• _WHAT IS REQUIRED_:
Gather every line holding the string "Diwali".

=-=-=

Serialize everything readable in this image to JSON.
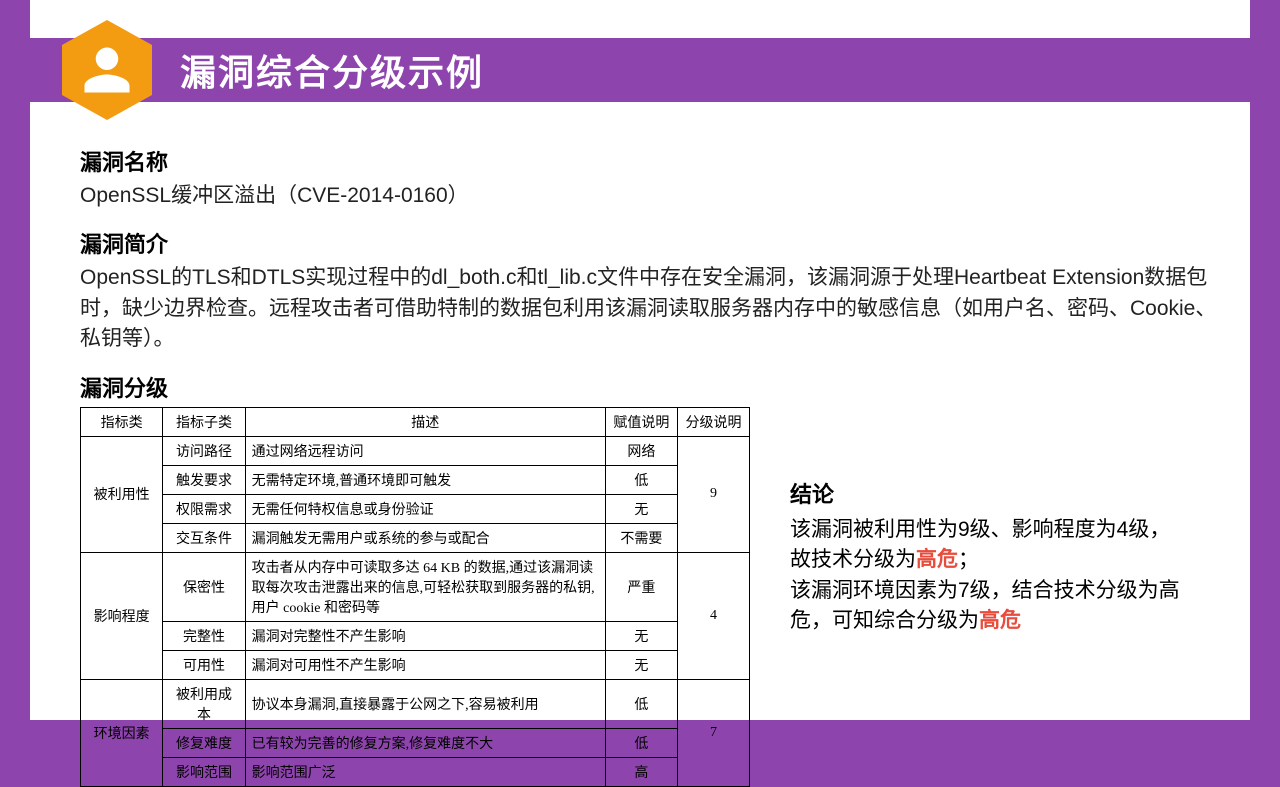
{
  "header": {
    "title": "漏洞综合分级示例"
  },
  "vuln_name": {
    "label": "漏洞名称",
    "text": "OpenSSL缓冲区溢出（CVE-2014-0160）"
  },
  "vuln_intro": {
    "label": "漏洞简介",
    "text": "OpenSSL的TLS和DTLS实现过程中的dl_both.c和tl_lib.c文件中存在安全漏洞，该漏洞源于处理Heartbeat Extension数据包时，缺少边界检查。远程攻击者可借助特制的数据包利用该漏洞读取服务器内存中的敏感信息（如用户名、密码、Cookie、私钥等）。"
  },
  "grading": {
    "label": "漏洞分级",
    "columns": [
      "指标类",
      "指标子类",
      "描述",
      "赋值说明",
      "分级说明"
    ],
    "groups": [
      {
        "category": "被利用性",
        "level": "9",
        "rows": [
          {
            "sub": "访问路径",
            "desc": "通过网络远程访问",
            "value": "网络"
          },
          {
            "sub": "触发要求",
            "desc": "无需特定环境,普通环境即可触发",
            "value": "低"
          },
          {
            "sub": "权限需求",
            "desc": "无需任何特权信息或身份验证",
            "value": "无"
          },
          {
            "sub": "交互条件",
            "desc": "漏洞触发无需用户或系统的参与或配合",
            "value": "不需要"
          }
        ]
      },
      {
        "category": "影响程度",
        "level": "4",
        "rows": [
          {
            "sub": "保密性",
            "desc": "攻击者从内存中可读取多达 64 KB 的数据,通过该漏洞读取每次攻击泄露出来的信息,可轻松获取到服务器的私钥,用户 cookie 和密码等",
            "value": "严重"
          },
          {
            "sub": "完整性",
            "desc": "漏洞对完整性不产生影响",
            "value": "无"
          },
          {
            "sub": "可用性",
            "desc": "漏洞对可用性不产生影响",
            "value": "无"
          }
        ]
      },
      {
        "category": "环境因素",
        "level": "7",
        "rows": [
          {
            "sub": "被利用成本",
            "desc": "协议本身漏洞,直接暴露于公网之下,容易被利用",
            "value": "低"
          },
          {
            "sub": "修复难度",
            "desc": "已有较为完善的修复方案,修复难度不大",
            "value": "低"
          },
          {
            "sub": "影响范围",
            "desc": "影响范围广泛",
            "value": "高"
          }
        ]
      }
    ]
  },
  "conclusion": {
    "label": "结论",
    "line1_a": "该漏洞被利用性为9级、影响程度为4级，故技术分级为",
    "line1_b": "高危",
    "line1_c": "；",
    "line2_a": "该漏洞环境因素为7级，结合技术分级为高危，可知综合分级为",
    "line2_b": "高危"
  },
  "colors": {
    "brand": "#8e44ad",
    "accent": "#f39c12",
    "danger": "#e74c3c"
  }
}
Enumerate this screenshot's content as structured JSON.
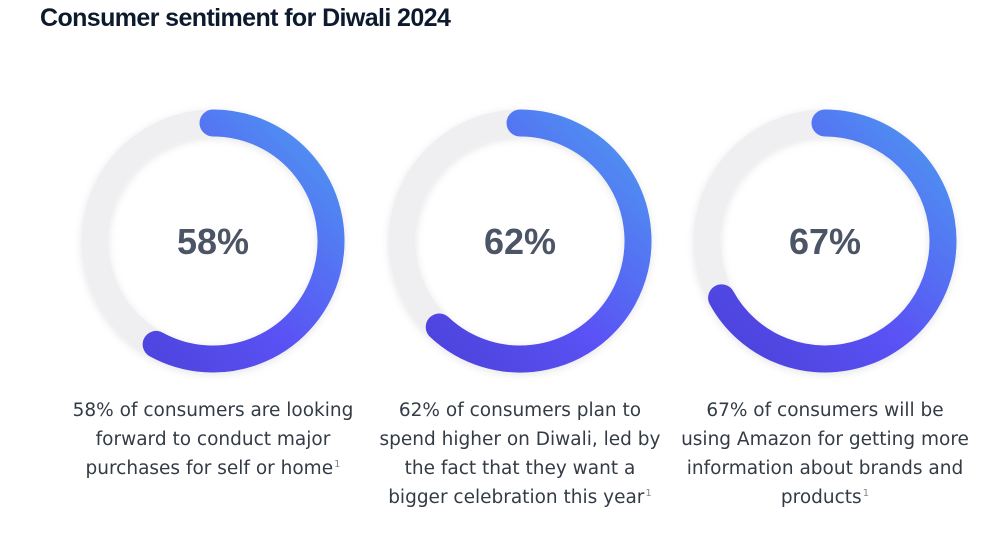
{
  "title": "Consumer sentiment for Diwali 2024",
  "colors": {
    "track": "#efeff2",
    "grad_start": "#4a3fd6",
    "grad_mid": "#5a52f5",
    "grad_end": "#4d9af0",
    "value_text": "#4b5566"
  },
  "chart_data": [
    {
      "type": "pie",
      "values": [
        58
      ],
      "value_label": "58%",
      "description": "58% of consumers are looking forward to conduct major purchases for self or home",
      "footnote": "1"
    },
    {
      "type": "pie",
      "values": [
        62
      ],
      "value_label": "62%",
      "description": "62% of consumers plan to spend higher on Diwali, led by the fact that they want a bigger celebration this year",
      "footnote": "1"
    },
    {
      "type": "pie",
      "values": [
        67
      ],
      "value_label": "67%",
      "description": "67% of consumers will be using Amazon for getting more information about brands and products",
      "footnote": "1"
    }
  ]
}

=-=-=

• _WRITTEN ANSWER_:
  "title": "Consumer sentiment for Diwali 2024",
      "description": "62% of consumers plan to spend higher on Diwali, led by the fact that they want a bigger celebration this year",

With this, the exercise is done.